REQUEST: All lines from the line containing "Transcribe this image's" up to and including the last line of the listing below should be echoed exactly; no other lines belong in the response.

(Entries with figure data)
+-------+
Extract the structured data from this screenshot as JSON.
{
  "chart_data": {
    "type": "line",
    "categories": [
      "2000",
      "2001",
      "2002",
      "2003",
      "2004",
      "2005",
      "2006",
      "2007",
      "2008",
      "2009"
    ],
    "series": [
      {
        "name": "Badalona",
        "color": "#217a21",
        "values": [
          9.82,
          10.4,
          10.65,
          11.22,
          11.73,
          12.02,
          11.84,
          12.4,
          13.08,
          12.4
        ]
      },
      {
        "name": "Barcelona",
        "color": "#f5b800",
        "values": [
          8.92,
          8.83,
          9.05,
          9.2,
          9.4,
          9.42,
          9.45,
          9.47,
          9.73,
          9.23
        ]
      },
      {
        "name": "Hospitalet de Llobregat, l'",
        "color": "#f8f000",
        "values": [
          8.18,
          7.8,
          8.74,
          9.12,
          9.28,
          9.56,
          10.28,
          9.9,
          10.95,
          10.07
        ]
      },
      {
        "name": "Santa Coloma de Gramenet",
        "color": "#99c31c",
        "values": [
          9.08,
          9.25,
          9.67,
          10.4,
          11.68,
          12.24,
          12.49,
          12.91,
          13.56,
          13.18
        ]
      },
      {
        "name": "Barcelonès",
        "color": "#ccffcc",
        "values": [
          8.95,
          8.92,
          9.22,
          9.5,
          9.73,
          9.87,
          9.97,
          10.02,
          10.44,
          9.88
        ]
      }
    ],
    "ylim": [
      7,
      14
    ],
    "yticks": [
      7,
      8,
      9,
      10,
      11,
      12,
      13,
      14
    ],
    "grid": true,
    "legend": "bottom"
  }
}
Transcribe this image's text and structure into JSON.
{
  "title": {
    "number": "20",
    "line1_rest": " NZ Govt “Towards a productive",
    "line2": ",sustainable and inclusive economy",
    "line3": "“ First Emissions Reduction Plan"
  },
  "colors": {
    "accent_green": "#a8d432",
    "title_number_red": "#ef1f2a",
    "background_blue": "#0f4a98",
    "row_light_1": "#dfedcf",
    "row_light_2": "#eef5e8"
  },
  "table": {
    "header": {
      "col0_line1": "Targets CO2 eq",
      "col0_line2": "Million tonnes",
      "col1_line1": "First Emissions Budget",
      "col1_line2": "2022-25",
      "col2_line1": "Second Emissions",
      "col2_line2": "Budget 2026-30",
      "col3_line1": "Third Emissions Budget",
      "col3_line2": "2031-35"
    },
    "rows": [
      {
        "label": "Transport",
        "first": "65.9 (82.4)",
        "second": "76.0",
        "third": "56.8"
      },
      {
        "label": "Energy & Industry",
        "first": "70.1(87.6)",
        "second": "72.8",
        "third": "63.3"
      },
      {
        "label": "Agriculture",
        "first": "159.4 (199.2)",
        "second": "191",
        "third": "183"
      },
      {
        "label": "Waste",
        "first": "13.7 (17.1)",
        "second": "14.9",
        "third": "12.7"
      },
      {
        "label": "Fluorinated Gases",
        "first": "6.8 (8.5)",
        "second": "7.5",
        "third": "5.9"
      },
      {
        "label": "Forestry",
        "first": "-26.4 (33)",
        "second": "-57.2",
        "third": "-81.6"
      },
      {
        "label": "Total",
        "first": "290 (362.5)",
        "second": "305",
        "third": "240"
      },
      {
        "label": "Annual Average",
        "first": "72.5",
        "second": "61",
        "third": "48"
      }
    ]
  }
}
+-------+
RESULT FOR THIS EXERCISE:
Transcribe this image's text and structure into JSON.
{
  "title": {
    "number": "20",
    "line1_rest": " NZ Govt “Towards a productive",
    "line2": ",sustainable and inclusive economy",
    "line3": "“ First Emissions Reduction Plan"
  },
  "colors": {
    "accent_green": "#a8d432",
    "title_number_red": "#ef1f2a",
    "background_blue": "#0f4a98",
    "row_light_1": "#dfedcf",
    "row_light_2": "#eef5e8"
  },
  "table": {
    "header": {
      "col0_line1": "Targets CO2 eq",
      "col0_line2": "Million tonnes",
      "col1_line1": "First Emissions Budget",
      "col1_line2": "2022-25",
      "col2_line1": "Second Emissions",
      "col2_line2": "Budget 2026-30",
      "col3_line1": "Third Emissions Budget",
      "col3_line2": "2031-35"
    },
    "rows": [
      {
        "label": "Transport",
        "first": "65.9 (82.4)",
        "second": "76.0",
        "third": "56.8"
      },
      {
        "label": "Energy & Industry",
        "first": "70.1(87.6)",
        "second": "72.8",
        "third": "63.3"
      },
      {
        "label": "Agriculture",
        "first": "159.4 (199.2)",
        "second": "191",
        "third": "183"
      },
      {
        "label": "Waste",
        "first": "13.7 (17.1)",
        "second": "14.9",
        "third": "12.7"
      },
      {
        "label": "Fluorinated Gases",
        "first": "6.8 (8.5)",
        "second": "7.5",
        "third": "5.9"
      },
      {
        "label": "Forestry",
        "first": "-26.4 (33)",
        "second": "-57.2",
        "third": "-81.6"
      },
      {
        "label": "Total",
        "first": "290 (362.5)",
        "second": "305",
        "third": "240"
      },
      {
        "label": "Annual Average",
        "first": "72.5",
        "second": "61",
        "third": "48"
      }
    ]
  }
}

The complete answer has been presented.